__Supplied passage__
□ □ □ □

1. Parallel Processing: Uses all CPU cores via rayon
2. Zero-Copy Parsing: &str instead of String where possible
3. Embedded License Artifact: License loader snapshot embedded via include_bytes!
4. Lazy Evaluation: Iterators instead of eager Vec building
5. Efficient Parsers: quick-xml, toml, serde_json (production-grade)

Release Optimizations

[profile.release]
lto = true                # Link-time optimization
codegen-units = 1         # Single codegen unit for max optimization
strip = true              # Strip symbols for smaller binary
opt-level = 3             # Maximum optimization

Extended Architecture

The following sections describe major architectural components in detail.

Text Detection Engines

License Detection:

• License text matching using fingerprinting algorithms
• SPDX license expression generation with boolean simplification of equivalent expressions
• Confidence scoring and multi-license handling
• Integration with existing SPDX license data

Copyright Detection:

The copyright detection engine extracts copyright statements, holder names, and author information from source files using a four-stage pipeline:

┌──────────────┐    ┌──────────────┐    ┌──────────────┐    ┌──────────────┐
│  1. Text     │───>│  2. Candidate│───>│  3. Lex +    │───>│  4. Tree     │
│  Preparation │    │  Selection   │    │  Parse       │    │  Walk +      │
│              │    │              │    │              │    │  Refinement  │
└──────────────┘    └──────────────┘    └──────────────┘    └──────────────┘

1. Text Preparation: Normalizes copyright symbols (©, (c), HTML entities), strips comment markers and markup, preserves Unicode (no ASCII transliteration)
2. Candidate Selection: Filters lines using hint markers (opyr, auth, ©, year patterns), groups multi-line statements, and skips encoded or non-promising content early
3. Lexing + Parsing: POS-tags tokens using an ordered pattern set (type-safe PosTag enum), then applies grammar rules to build parse trees identifying COPYRIGHT, AUTHOR, NAME, COMPANY structures
4. Tree Walk + Refinement: Extracts CopyrightDetection, HolderDetection, AuthorDetection from parse trees, then applies cleanup (for example unbalanced parens, duplicate "Copyright" words, and junk patterns)

Key design decisions vs Python reference:

• Type-safe POS tags: Enum-based (not string-based) — compiler catches tag typos
• Thread-safe: No global mutable state (Python uses a singleton DETECTOR)
• Sequential pattern matching: LazyLock<Vec<(Regex, PosTag)>> with first-match-wins semantics (RegexSet cannot preserve match order)
• Extended year range: 1960-2099 (Python stops at 2039)
• Bug fixes: Fixed year-year separator bug, short-year typo, French/Spanish case-sensitivity, duplicate patterns

Special cases handled:

• Linux CREDITS files (structured N:/E:/W: format)
• SPDX-FileCopyrightText and SPDX-FileContributor
• "All Rights Reserved" in English, German, French, Spanish, Dutch
• Multi-line copyright statements spanning consecutive lines

Behavioral compatibility model:

• Default expectation: Follow Python ScanCode behavior closely for copyright, holder, and author extraction.

□ □ □ □

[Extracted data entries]
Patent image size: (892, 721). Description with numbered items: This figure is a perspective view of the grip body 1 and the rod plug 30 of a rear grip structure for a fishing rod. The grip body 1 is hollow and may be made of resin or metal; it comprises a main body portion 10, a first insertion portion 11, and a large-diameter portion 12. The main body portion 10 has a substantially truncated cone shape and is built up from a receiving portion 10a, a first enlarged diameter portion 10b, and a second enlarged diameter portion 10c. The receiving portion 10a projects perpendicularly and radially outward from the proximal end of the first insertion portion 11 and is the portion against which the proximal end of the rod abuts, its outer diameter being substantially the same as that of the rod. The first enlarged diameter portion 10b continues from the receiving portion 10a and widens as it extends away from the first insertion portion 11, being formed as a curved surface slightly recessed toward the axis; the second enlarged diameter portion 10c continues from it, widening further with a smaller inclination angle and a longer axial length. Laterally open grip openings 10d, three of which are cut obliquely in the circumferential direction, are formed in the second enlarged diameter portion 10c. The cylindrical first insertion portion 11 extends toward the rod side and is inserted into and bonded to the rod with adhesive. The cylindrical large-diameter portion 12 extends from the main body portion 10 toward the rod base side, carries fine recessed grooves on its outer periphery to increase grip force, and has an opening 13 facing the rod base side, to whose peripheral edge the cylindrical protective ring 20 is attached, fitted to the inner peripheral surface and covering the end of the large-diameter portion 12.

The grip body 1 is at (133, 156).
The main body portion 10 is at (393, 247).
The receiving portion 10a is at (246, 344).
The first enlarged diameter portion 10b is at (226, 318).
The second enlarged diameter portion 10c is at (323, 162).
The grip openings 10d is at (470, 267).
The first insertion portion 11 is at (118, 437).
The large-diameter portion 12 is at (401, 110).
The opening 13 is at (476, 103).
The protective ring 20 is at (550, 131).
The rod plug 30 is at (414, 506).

□ □ □ □

__Written exercise__
Copy the architecture notes from "The copyright detection" up to and including "(no ASCII transliteration)", swapping "four-stage pipeline" for "multi-stage pipeline".

__Result for this task__
The copyright detection engine extracts copyright statements, holder names, and author information from source files using a multi-stage pipeline:

┌──────────────┐    ┌──────────────┐    ┌──────────────┐    ┌──────────────┐
│  1. Text     │───>│  2. Candidate│───>│  3. Lex +    │───>│  4. Tree     │
│  Preparation │    │  Selection   │    │  Parse       │    │  Walk +      │
│              │    │              │    │              │    │  Refinement  │
└──────────────┘    └──────────────┘    └──────────────┘    └──────────────┘

1. Text Preparation: Normalizes copyright symbols (©, (c), HTML entities), strips comment markers and markup, preserves Unicode (no ASCII transliteration)